— Start of ENTRIES —

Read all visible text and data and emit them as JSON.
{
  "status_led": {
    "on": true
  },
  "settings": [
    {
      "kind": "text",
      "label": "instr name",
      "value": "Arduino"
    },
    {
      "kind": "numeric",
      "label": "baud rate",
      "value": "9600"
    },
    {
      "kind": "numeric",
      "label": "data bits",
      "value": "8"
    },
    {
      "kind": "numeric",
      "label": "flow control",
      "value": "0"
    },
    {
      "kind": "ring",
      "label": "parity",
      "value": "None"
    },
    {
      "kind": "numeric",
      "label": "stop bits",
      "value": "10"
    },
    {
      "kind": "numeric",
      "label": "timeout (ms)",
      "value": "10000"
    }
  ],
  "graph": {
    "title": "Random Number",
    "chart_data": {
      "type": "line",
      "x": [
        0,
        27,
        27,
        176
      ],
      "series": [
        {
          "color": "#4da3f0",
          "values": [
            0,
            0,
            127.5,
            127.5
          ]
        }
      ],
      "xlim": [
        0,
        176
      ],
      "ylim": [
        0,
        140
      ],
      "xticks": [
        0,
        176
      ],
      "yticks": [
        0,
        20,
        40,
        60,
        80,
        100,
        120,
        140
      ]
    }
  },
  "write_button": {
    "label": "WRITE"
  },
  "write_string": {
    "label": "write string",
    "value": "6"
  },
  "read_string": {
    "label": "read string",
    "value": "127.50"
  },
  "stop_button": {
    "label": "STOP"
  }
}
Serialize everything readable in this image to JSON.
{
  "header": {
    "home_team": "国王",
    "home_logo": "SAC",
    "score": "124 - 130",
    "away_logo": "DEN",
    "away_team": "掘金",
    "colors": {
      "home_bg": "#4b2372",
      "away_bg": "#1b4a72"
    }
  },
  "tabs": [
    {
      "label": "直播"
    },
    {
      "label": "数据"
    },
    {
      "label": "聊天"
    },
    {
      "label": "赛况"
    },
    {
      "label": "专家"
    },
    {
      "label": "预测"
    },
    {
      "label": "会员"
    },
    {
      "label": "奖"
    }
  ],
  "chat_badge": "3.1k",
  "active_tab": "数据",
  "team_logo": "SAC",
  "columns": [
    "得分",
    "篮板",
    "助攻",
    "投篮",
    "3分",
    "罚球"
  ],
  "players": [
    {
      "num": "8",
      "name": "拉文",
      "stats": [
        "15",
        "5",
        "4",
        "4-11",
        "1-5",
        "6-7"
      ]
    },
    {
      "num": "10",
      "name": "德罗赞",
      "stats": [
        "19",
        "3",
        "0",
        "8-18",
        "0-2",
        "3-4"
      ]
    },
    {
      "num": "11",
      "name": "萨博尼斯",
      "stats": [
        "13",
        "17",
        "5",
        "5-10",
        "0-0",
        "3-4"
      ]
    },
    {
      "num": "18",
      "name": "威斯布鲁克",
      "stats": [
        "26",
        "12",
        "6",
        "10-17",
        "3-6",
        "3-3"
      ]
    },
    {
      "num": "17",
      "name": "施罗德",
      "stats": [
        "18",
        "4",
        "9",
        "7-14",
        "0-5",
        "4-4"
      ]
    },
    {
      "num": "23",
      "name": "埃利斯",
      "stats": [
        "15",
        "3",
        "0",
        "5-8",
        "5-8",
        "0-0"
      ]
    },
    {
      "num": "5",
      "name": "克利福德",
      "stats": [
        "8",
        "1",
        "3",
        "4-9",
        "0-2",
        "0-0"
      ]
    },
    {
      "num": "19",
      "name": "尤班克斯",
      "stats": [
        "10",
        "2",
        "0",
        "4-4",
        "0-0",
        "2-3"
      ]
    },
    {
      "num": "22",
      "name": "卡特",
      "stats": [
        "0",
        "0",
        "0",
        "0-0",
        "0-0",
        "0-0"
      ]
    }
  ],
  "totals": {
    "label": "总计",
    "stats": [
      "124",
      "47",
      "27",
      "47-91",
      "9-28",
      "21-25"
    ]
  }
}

— End of ENTRIES —

- **TASK TO COMPLETE**:
Transcribe all the entries, keeping each one exactly as it is.

- **CORRECT ANSWER**:
Read all visible text and data and emit them as JSON.
{
  "status_led": {
    "on": true
  },
  "settings": [
    {
      "kind": "text",
      "label": "instr name",
      "value": "Arduino"
    },
    {
      "kind": "numeric",
      "label": "baud rate",
      "value": "9600"
    },
    {
      "kind": "numeric",
      "label": "data bits",
      "value": "8"
    },
    {
      "kind": "numeric",
      "label": "flow control",
      "value": "0"
    },
    {
      "kind": "ring",
      "label": "parity",
      "value": "None"
    },
    {
      "kind": "numeric",
      "label": "stop bits",
      "value": "10"
    },
    {
      "kind": "numeric",
      "label": "timeout (ms)",
      "value": "10000"
    }
  ],
  "graph": {
    "title": "Random Number",
    "chart_data": {
      "type": "line",
      "x": [
        0,
        27,
        27,
        176
      ],
      "series": [
        {
          "color": "#4da3f0",
          "values": [
            0,
            0,
            127.5,
            127.5
          ]
        }
      ],
      "xlim": [
        0,
        176
      ],
      "ylim": [
        0,
        140
      ],
      "xticks": [
        0,
        176
      ],
      "yticks": [
        0,
        20,
        40,
        60,
        80,
        100,
        120,
        140
      ]
    }
  },
  "write_button": {
    "label": "WRITE"
  },
  "write_string": {
    "label": "write string",
    "value": "6"
  },
  "read_string": {
    "label": "read string",
    "value": "127.50"
  },
  "stop_button": {
    "label": "STOP"
  }
}
Serialize everything readable in this image to JSON.
{
  "header": {
    "home_team": "国王",
    "home_logo": "SAC",
    "score": "124 - 130",
    "away_logo": "DEN",
    "away_team": "掘金",
    "colors": {
      "home_bg": "#4b2372",
      "away_bg": "#1b4a72"
    }
  },
  "tabs": [
    {
      "label": "直播"
    },
    {
      "label": "数据"
    },
    {
      "label": "聊天"
    },
    {
      "label": "赛况"
    },
    {
      "label": "专家"
    },
    {
      "label": "预测"
    },
    {
      "label": "会员"
    },
    {
      "label": "奖"
    }
  ],
  "chat_badge": "3.1k",
  "active_tab": "数据",
  "team_logo": "SAC",
  "columns": [
    "得分",
    "篮板",
    "助攻",
    "投篮",
    "3分",
    "罚球"
  ],
  "players": [
    {
      "num": "8",
      "name": "拉文",
      "stats": [
        "15",
        "5",
        "4",
        "4-11",
        "1-5",
        "6-7"
      ]
    },
    {
      "num": "10",
      "name": "德罗赞",
      "stats": [
        "19",
        "3",
        "0",
        "8-18",
        "0-2",
        "3-4"
      ]
    },
    {
      "num": "11",
      "name": "萨博尼斯",
      "stats": [
        "13",
        "17",
        "5",
        "5-10",
        "0-0",
        "3-4"
      ]
    },
    {
      "num": "18",
      "name": "威斯布鲁克",
      "stats": [
        "26",
        "12",
        "6",
        "10-17",
        "3-6",
        "3-3"
      ]
    },
    {
      "num": "17",
      "name": "施罗德",
      "stats": [
        "18",
        "4",
        "9",
        "7-14",
        "0-5",
        "4-4"
      ]
    },
    {
      "num": "23",
      "name": "埃利斯",
      "stats": [
        "15",
        "3",
        "0",
        "5-8",
        "5-8",
        "0-0"
      ]
    },
    {
      "num": "5",
      "name": "克利福德",
      "stats": [
        "8",
        "1",
        "3",
        "4-9",
        "0-2",
        "0-0"
      ]
    },
    {
      "num": "19",
      "name": "尤班克斯",
      "stats": [
        "10",
        "2",
        "0",
        "4-4",
        "0-0",
        "2-3"
      ]
    },
    {
      "num": "22",
      "name": "卡特",
      "stats": [
        "0",
        "0",
        "0",
        "0-0",
        "0-0",
        "0-0"
      ]
    }
  ],
  "totals": {
    "label": "总计",
    "stats": [
      "124",
      "47",
      "27",
      "47-91",
      "9-28",
      "21-25"
    ]
  }
}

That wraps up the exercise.